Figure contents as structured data

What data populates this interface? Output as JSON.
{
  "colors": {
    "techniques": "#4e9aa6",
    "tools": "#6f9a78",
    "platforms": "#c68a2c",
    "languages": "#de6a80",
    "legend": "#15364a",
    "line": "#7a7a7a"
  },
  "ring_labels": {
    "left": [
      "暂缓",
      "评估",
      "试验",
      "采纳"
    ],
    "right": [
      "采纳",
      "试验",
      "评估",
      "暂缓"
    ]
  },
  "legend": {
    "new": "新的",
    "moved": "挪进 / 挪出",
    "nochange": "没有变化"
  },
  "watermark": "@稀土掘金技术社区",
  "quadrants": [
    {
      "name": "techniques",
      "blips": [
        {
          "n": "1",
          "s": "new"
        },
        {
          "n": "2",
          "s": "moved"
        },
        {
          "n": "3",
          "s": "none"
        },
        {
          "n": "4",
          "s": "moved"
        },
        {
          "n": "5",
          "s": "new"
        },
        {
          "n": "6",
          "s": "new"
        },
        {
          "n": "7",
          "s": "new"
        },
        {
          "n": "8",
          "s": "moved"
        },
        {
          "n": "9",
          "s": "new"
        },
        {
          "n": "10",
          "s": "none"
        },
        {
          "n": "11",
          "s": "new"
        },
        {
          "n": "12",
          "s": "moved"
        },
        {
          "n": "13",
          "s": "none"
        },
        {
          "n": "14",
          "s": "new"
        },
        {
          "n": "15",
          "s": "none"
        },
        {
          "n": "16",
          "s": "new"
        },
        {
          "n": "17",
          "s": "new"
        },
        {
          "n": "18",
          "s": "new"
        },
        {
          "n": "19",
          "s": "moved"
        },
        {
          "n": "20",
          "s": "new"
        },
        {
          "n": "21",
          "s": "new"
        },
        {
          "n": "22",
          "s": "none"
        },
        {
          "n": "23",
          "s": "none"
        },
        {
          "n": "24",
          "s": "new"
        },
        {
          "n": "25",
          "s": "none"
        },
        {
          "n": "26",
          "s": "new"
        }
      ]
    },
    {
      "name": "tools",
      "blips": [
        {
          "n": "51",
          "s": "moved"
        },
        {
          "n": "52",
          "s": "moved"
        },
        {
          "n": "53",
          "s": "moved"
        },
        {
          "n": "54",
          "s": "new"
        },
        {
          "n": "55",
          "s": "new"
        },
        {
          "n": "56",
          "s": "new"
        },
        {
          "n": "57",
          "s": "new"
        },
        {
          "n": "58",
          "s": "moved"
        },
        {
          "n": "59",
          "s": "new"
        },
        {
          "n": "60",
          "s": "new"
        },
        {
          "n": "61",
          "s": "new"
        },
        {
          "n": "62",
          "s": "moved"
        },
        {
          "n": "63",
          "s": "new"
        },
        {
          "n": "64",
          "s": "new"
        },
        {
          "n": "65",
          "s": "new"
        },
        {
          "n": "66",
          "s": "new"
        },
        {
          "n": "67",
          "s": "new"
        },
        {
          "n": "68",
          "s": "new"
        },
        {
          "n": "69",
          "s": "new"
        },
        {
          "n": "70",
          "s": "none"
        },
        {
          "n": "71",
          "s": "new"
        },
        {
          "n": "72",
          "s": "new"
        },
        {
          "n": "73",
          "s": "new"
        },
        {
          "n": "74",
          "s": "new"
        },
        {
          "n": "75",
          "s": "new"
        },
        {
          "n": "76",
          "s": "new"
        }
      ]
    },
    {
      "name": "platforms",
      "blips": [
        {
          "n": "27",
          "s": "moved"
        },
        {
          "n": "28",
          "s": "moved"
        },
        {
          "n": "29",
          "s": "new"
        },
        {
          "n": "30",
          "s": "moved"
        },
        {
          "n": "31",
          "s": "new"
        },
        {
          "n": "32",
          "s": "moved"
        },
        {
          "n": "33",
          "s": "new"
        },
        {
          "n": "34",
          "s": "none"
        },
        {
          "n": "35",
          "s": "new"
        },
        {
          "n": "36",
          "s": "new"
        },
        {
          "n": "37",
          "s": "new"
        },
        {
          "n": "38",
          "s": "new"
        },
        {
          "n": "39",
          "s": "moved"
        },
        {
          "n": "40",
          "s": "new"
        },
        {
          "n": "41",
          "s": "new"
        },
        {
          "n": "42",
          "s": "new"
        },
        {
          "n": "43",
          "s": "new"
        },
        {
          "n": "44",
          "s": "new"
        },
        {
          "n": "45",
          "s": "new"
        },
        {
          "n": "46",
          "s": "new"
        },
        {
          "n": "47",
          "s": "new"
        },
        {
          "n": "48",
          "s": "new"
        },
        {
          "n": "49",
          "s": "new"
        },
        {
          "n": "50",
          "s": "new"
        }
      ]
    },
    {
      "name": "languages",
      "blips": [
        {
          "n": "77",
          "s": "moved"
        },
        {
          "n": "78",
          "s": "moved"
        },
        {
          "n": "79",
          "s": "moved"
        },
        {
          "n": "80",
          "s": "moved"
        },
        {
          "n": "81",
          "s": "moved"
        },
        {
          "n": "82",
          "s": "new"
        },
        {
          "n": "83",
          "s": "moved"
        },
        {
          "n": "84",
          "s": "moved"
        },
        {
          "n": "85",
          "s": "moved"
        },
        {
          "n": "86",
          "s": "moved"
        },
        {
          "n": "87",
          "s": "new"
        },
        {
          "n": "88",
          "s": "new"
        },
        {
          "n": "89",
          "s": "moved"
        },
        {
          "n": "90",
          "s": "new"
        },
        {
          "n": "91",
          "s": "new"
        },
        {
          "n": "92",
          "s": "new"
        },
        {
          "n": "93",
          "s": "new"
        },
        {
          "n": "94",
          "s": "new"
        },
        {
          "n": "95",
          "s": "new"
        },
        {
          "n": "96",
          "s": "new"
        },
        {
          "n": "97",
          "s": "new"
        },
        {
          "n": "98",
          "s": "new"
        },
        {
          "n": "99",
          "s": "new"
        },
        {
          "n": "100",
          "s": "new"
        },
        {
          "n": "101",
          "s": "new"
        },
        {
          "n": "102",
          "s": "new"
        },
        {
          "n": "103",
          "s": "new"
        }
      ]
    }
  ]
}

Request
Copy out each line above, character for character.

Answer to this task
What data populates this interface? Output as JSON.
{
  "colors": {
    "techniques": "#4e9aa6",
    "tools": "#6f9a78",
    "platforms": "#c68a2c",
    "languages": "#de6a80",
    "legend": "#15364a",
    "line": "#7a7a7a"
  },
  "ring_labels": {
    "left": [
      "暂缓",
      "评估",
      "试验",
      "采纳"
    ],
    "right": [
      "采纳",
      "试验",
      "评估",
      "暂缓"
    ]
  },
  "legend": {
    "new": "新的",
    "moved": "挪进 / 挪出",
    "nochange": "没有变化"
  },
  "watermark": "@稀土掘金技术社区",
  "quadrants": [
    {
      "name": "techniques",
      "blips": [
        {
          "n": "1",
          "s": "new"
        },
        {
          "n": "2",
          "s": "moved"
        },
        {
          "n": "3",
          "s": "none"
        },
        {
          "n": "4",
          "s": "moved"
        },
        {
          "n": "5",
          "s": "new"
        },
        {
          "n": "6",
          "s": "new"
        },
        {
          "n": "7",
          "s": "new"
        },
        {
          "n": "8",
          "s": "moved"
        },
        {
          "n": "9",
          "s": "new"
        },
        {
          "n": "10",
          "s": "none"
        },
        {
          "n": "11",
          "s": "new"
        },
        {
          "n": "12",
          "s": "moved"
        },
        {
          "n": "13",
          "s": "none"
        },
        {
          "n": "14",
          "s": "new"
        },
        {
          "n": "15",
          "s": "none"
        },
        {
          "n": "16",
          "s": "new"
        },
        {
          "n": "17",
          "s": "new"
        },
        {
          "n": "18",
          "s": "new"
        },
        {
          "n": "19",
          "s": "moved"
        },
        {
          "n": "20",
          "s": "new"
        },
        {
          "n": "21",
          "s": "new"
        },
        {
          "n": "22",
          "s": "none"
        },
        {
          "n": "23",
          "s": "none"
        },
        {
          "n": "24",
          "s": "new"
        },
        {
          "n": "25",
          "s": "none"
        },
        {
          "n": "26",
          "s": "new"
        }
      ]
    },
    {
      "name": "tools",
      "blips": [
        {
          "n": "51",
          "s": "moved"
        },
        {
          "n": "52",
          "s": "moved"
        },
        {
          "n": "53",
          "s": "moved"
        },
        {
          "n": "54",
          "s": "new"
        },
        {
          "n": "55",
          "s": "new"
        },
        {
          "n": "56",
          "s": "new"
        },
        {
          "n": "57",
          "s": "new"
        },
        {
          "n": "58",
          "s": "moved"
        },
        {
          "n": "59",
          "s": "new"
        },
        {
          "n": "60",
          "s": "new"
        },
        {
          "n": "61",
          "s": "new"
        },
        {
          "n": "62",
          "s": "moved"
        },
        {
          "n": "63",
          "s": "new"
        },
        {
          "n": "64",
          "s": "new"
        },
        {
          "n": "65",
          "s": "new"
        },
        {
          "n": "66",
          "s": "new"
        },
        {
          "n": "67",
          "s": "new"
        },
        {
          "n": "68",
          "s": "new"
        },
        {
          "n": "69",
          "s": "new"
        },
        {
          "n": "70",
          "s": "none"
        },
        {
          "n": "71",
          "s": "new"
        },
        {
          "n": "72",
          "s": "new"
        },
        {
          "n": "73",
          "s": "new"
        },
        {
          "n": "74",
          "s": "new"
        },
        {
          "n": "75",
          "s": "new"
        },
        {
          "n": "76",
          "s": "new"
        }
      ]
    },
    {
      "name": "platforms",
      "blips": [
        {
          "n": "27",
          "s": "moved"
        },
        {
          "n": "28",
          "s": "moved"
        },
        {
          "n": "29",
          "s": "new"
        },
        {
          "n": "30",
          "s": "moved"
        },
        {
          "n": "31",
          "s": "new"
        },
        {
          "n": "32",
          "s": "moved"
        },
        {
          "n": "33",
          "s": "new"
        },
        {
          "n": "34",
          "s": "none"
        },
        {
          "n": "35",
          "s": "new"
        },
        {
          "n": "36",
          "s": "new"
        },
        {
          "n": "37",
          "s": "new"
        },
        {
          "n": "38",
          "s": "new"
        },
        {
          "n": "39",
          "s": "moved"
        },
        {
          "n": "40",
          "s": "new"
        },
        {
          "n": "41",
          "s": "new"
        },
        {
          "n": "42",
          "s": "new"
        },
        {
          "n": "43",
          "s": "new"
        },
        {
          "n": "44",
          "s": "new"
        },
        {
          "n": "45",
          "s": "new"
        },
        {
          "n": "46",
          "s": "new"
        },
        {
          "n": "47",
          "s": "new"
        },
        {
          "n": "48",
          "s": "new"
        },
        {
          "n": "49",
          "s": "new"
        },
        {
          "n": "50",
          "s": "new"
        }
      ]
    },
    {
      "name": "languages",
      "blips": [
        {
          "n": "77",
          "s": "moved"
        },
        {
          "n": "78",
          "s": "moved"
        },
        {
          "n": "79",
          "s": "moved"
        },
        {
          "n": "80",
          "s": "moved"
        },
        {
          "n": "81",
          "s": "moved"
        },
        {
          "n": "82",
          "s": "new"
        },
        {
          "n": "83",
          "s": "moved"
        },
        {
          "n": "84",
          "s": "moved"
        },
        {
          "n": "85",
          "s": "moved"
        },
        {
          "n": "86",
          "s": "moved"
        },
        {
          "n": "87",
          "s": "new"
        },
        {
          "n": "88",
          "s": "new"
        },
        {
          "n": "89",
          "s": "moved"
        },
        {
          "n": "90",
          "s": "new"
        },
        {
          "n": "91",
          "s": "new"
        },
        {
          "n": "92",
          "s": "new"
        },
        {
          "n": "93",
          "s": "new"
        },
        {
          "n": "94",
          "s": "new"
        },
        {
          "n": "95",
          "s": "new"
        },
        {
          "n": "96",
          "s": "new"
        },
        {
          "n": "97",
          "s": "new"
        },
        {
          "n": "98",
          "s": "new"
        },
        {
          "n": "99",
          "s": "new"
        },
        {
          "n": "100",
          "s": "new"
        },
        {
          "n": "101",
          "s": "new"
        },
        {
          "n": "102",
          "s": "new"
        },
        {
          "n": "103",
          "s": "new"
        }
      ]
    }
  ]
}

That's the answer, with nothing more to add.